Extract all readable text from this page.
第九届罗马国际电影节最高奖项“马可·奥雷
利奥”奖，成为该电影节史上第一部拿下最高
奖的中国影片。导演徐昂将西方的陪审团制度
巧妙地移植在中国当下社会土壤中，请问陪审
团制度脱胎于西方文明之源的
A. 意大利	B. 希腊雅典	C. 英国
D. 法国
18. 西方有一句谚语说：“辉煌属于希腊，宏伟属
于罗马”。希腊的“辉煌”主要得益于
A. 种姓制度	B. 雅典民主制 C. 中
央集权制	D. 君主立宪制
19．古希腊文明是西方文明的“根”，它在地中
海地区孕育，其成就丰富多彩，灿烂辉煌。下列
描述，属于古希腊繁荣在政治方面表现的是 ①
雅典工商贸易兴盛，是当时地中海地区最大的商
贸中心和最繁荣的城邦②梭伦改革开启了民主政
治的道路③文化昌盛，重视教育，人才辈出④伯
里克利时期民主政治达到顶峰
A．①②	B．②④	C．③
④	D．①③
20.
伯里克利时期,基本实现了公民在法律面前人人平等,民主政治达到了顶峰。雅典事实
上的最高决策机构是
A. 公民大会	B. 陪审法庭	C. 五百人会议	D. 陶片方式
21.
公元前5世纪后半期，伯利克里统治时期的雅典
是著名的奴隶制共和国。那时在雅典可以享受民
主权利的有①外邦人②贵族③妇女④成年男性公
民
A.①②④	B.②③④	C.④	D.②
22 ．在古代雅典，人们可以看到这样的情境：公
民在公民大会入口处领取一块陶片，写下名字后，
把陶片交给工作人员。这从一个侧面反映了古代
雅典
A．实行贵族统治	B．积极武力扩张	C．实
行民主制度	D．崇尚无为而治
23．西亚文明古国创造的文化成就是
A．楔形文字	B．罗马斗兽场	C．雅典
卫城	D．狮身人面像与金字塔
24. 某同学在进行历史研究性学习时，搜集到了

..............................

PROBLEM TO SOLVE: Give the entries again in full, exactly as they are written.

WRITTEN ANSWER:
Extract all readable text from this page.
第九届罗马国际电影节最高奖项“马可·奥雷
利奥”奖，成为该电影节史上第一部拿下最高
奖的中国影片。导演徐昂将西方的陪审团制度
巧妙地移植在中国当下社会土壤中，请问陪审
团制度脱胎于西方文明之源的
A. 意大利	B. 希腊雅典	C. 英国
D. 法国
18. 西方有一句谚语说：“辉煌属于希腊，宏伟属
于罗马”。希腊的“辉煌”主要得益于
A. 种姓制度	B. 雅典民主制 C. 中
央集权制	D. 君主立宪制
19．古希腊文明是西方文明的“根”，它在地中
海地区孕育，其成就丰富多彩，灿烂辉煌。下列
描述，属于古希腊繁荣在政治方面表现的是 ①
雅典工商贸易兴盛，是当时地中海地区最大的商
贸中心和最繁荣的城邦②梭伦改革开启了民主政
治的道路③文化昌盛，重视教育，人才辈出④伯
里克利时期民主政治达到顶峰
A．①②	B．②④	C．③
④	D．①③
20.
伯里克利时期,基本实现了公民在法律面前人人平等,民主政治达到了顶峰。雅典事实
上的最高决策机构是
A. 公民大会	B. 陪审法庭	C. 五百人会议	D. 陶片方式
21.
公元前5世纪后半期，伯利克里统治时期的雅典
是著名的奴隶制共和国。那时在雅典可以享受民
主权利的有①外邦人②贵族③妇女④成年男性公
民
A.①②④	B.②③④	C.④	D.②
22 ．在古代雅典，人们可以看到这样的情境：公
民在公民大会入口处领取一块陶片，写下名字后，
把陶片交给工作人员。这从一个侧面反映了古代
雅典
A．实行贵族统治	B．积极武力扩张	C．实
行民主制度	D．崇尚无为而治
23．西亚文明古国创造的文化成就是
A．楔形文字	B．罗马斗兽场	C．雅典
卫城	D．狮身人面像与金字塔
24. 某同学在进行历史研究性学习时，搜集到了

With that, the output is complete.